[Start]
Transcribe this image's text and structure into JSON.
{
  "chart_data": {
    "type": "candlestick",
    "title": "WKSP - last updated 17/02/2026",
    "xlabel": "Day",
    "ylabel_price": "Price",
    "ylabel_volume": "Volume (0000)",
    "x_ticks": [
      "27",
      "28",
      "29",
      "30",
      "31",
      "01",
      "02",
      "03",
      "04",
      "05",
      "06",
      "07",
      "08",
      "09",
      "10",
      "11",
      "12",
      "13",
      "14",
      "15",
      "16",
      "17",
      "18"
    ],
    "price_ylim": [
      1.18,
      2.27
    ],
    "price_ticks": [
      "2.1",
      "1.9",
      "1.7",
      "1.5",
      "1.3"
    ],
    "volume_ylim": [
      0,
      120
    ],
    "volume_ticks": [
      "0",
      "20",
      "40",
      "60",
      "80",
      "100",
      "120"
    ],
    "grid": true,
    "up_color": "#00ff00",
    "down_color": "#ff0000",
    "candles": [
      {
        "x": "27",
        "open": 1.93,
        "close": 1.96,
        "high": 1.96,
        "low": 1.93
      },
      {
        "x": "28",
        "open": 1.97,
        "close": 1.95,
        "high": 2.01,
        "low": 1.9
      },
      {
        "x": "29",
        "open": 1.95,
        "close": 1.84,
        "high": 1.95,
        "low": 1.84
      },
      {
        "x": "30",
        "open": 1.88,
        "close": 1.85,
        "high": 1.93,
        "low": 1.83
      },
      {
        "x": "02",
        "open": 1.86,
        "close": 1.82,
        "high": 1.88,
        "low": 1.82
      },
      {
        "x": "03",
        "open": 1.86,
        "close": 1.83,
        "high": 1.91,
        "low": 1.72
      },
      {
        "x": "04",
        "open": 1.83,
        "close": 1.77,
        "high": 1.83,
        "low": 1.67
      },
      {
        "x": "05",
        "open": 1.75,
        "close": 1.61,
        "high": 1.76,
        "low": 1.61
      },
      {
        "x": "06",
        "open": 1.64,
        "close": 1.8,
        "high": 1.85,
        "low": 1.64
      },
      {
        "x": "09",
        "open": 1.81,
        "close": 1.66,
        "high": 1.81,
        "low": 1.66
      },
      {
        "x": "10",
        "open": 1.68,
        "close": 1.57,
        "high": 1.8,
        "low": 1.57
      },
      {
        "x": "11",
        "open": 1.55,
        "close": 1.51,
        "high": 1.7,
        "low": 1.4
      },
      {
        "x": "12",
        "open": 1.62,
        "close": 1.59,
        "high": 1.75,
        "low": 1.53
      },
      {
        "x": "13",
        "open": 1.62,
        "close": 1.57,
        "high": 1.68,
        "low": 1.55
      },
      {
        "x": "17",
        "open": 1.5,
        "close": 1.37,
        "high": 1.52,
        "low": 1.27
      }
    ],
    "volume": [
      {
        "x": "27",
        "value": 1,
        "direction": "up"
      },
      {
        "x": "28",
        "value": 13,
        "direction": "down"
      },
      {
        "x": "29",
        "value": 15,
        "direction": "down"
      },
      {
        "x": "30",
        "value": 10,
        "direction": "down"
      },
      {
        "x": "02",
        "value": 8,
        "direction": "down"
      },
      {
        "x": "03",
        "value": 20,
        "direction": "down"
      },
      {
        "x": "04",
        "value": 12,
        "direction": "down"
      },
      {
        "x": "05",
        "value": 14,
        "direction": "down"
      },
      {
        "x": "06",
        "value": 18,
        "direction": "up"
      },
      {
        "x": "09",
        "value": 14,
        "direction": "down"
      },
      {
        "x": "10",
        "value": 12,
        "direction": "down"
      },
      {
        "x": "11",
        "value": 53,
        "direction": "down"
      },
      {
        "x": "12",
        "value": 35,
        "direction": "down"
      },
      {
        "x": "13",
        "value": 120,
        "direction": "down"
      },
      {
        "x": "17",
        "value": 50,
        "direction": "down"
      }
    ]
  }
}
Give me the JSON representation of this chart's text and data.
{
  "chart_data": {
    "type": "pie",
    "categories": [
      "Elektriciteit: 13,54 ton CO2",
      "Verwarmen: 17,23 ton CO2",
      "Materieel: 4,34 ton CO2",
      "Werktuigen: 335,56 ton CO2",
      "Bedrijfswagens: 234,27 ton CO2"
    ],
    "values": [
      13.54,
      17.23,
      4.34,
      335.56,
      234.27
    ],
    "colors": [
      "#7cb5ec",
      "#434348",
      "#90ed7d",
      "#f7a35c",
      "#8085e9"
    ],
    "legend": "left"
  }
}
[End]
[Start]
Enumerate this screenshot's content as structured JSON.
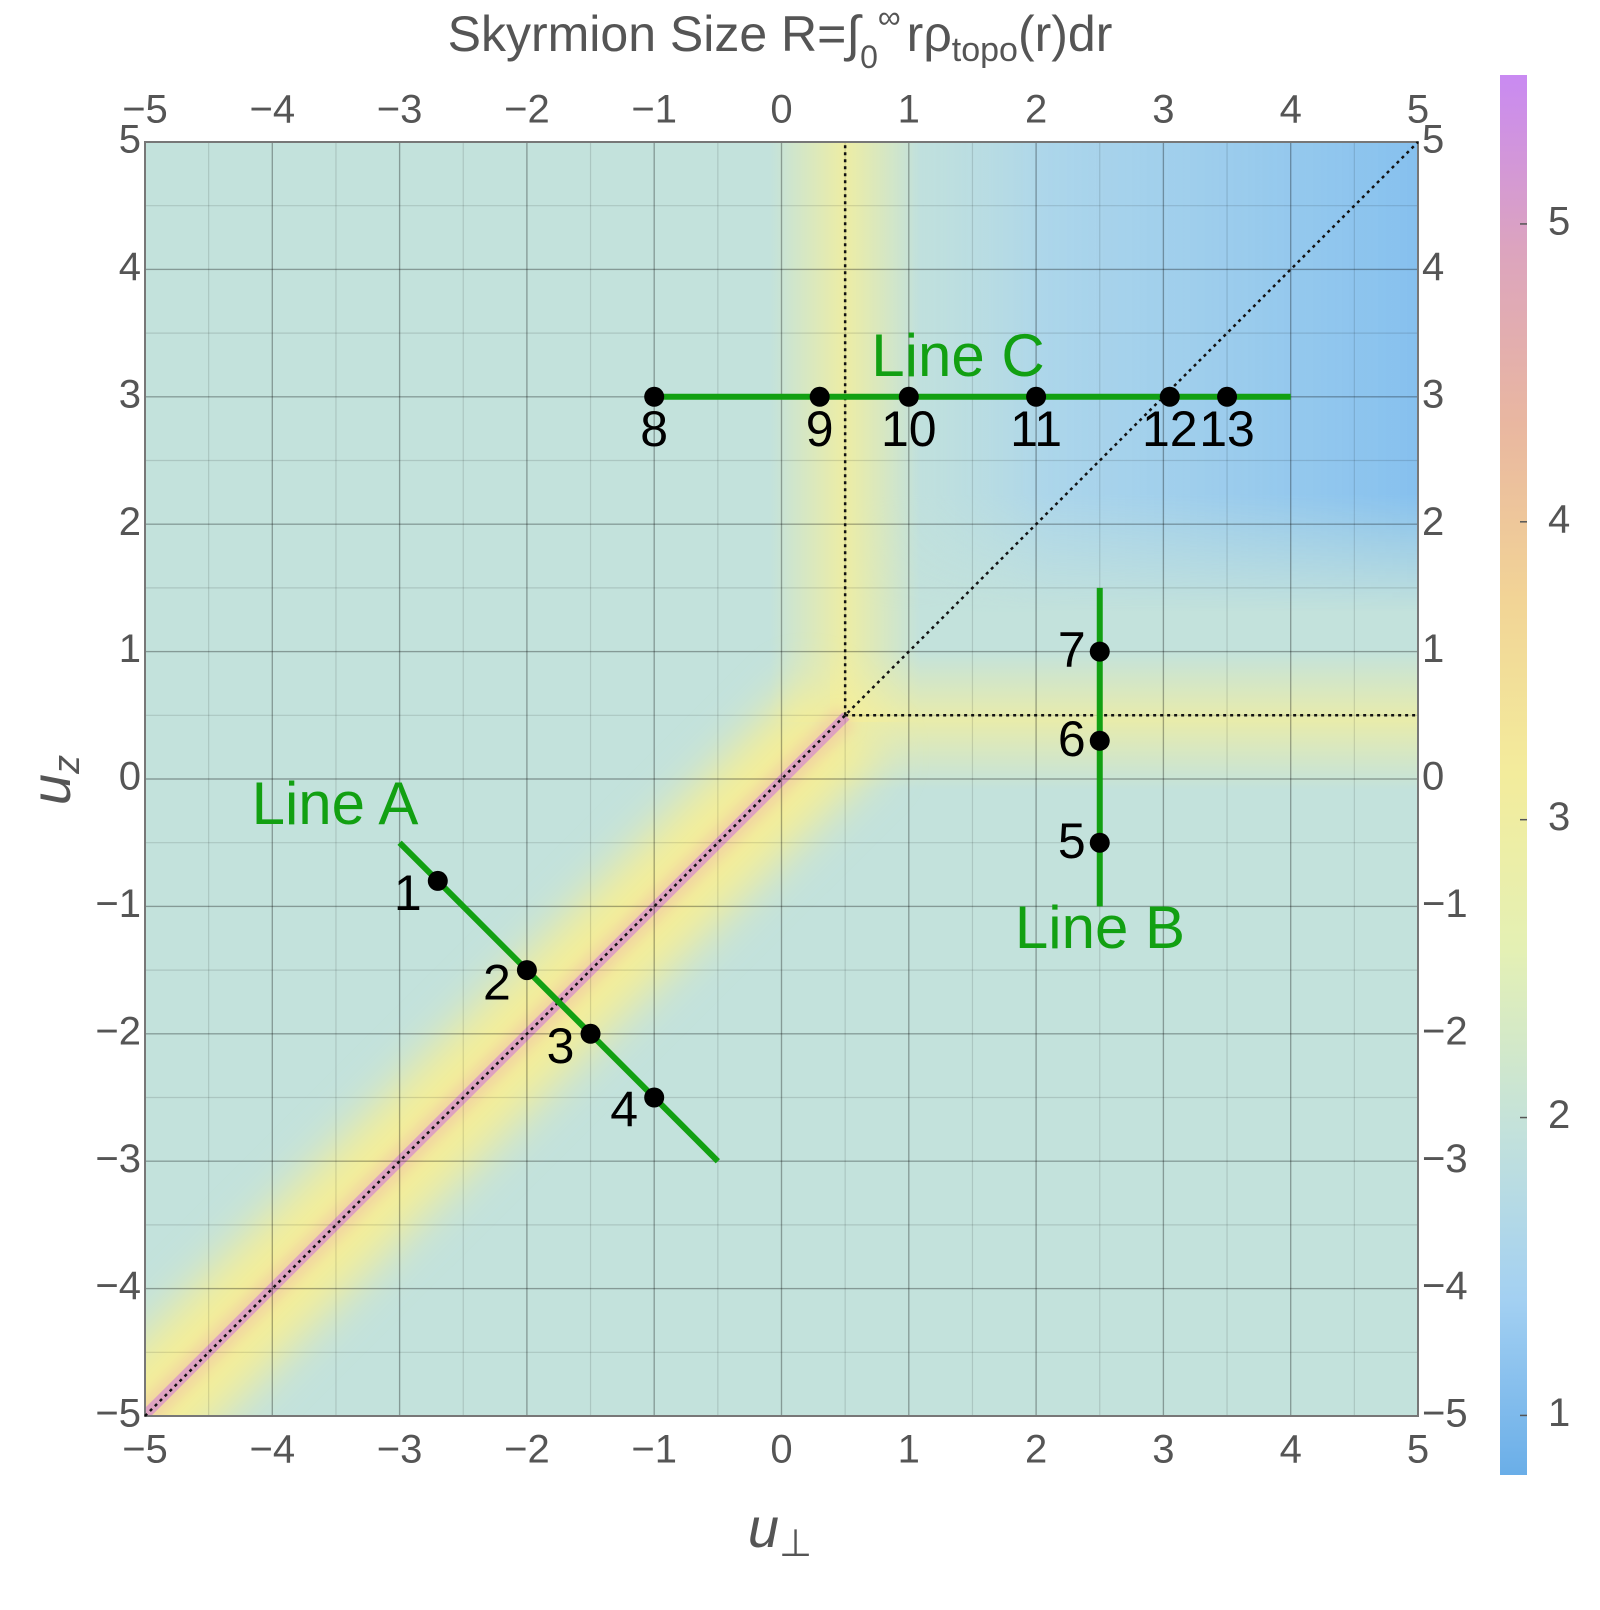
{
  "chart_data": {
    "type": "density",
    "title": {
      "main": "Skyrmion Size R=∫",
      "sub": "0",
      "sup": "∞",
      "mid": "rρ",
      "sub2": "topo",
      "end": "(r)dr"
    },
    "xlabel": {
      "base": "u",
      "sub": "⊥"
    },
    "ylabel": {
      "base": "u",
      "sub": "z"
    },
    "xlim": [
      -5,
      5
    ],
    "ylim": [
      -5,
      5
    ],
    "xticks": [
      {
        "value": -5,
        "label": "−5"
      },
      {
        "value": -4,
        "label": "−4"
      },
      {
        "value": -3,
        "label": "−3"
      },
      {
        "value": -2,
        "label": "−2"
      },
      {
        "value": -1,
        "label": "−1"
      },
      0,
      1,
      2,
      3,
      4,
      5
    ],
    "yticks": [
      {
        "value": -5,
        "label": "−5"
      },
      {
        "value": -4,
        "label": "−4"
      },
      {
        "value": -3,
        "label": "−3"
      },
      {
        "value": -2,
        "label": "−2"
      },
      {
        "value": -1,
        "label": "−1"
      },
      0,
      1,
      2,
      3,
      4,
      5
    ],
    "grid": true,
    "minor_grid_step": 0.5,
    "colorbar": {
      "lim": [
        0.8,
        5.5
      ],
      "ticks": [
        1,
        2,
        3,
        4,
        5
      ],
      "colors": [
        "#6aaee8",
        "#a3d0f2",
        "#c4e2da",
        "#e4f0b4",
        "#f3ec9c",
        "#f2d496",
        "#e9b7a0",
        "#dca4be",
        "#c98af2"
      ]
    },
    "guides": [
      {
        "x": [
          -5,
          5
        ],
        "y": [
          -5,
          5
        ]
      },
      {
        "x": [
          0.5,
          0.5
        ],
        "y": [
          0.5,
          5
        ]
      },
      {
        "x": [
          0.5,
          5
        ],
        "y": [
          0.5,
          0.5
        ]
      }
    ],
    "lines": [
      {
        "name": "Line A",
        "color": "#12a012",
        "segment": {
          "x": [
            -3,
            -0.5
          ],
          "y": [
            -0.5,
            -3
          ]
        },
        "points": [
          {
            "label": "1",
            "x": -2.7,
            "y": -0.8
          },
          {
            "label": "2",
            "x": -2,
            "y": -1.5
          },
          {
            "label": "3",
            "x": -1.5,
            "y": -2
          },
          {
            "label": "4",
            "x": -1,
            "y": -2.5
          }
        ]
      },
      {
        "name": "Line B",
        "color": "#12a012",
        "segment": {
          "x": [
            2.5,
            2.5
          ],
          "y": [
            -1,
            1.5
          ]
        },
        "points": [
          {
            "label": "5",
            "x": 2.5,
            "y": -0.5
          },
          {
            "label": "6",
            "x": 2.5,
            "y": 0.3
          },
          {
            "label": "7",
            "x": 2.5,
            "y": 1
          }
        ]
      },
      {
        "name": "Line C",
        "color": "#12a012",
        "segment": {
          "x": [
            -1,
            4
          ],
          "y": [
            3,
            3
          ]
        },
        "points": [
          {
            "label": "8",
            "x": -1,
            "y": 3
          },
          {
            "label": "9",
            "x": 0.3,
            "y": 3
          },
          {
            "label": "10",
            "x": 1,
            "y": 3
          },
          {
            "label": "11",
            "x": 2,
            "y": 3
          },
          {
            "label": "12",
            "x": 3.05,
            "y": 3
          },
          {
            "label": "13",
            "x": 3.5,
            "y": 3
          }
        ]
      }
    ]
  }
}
[End]
The problem — Search the listing for the word "type". Copy every line in which it occurs.

Finished task —
    "type": "candlestick",
    "type": "pie",
    "type": "density",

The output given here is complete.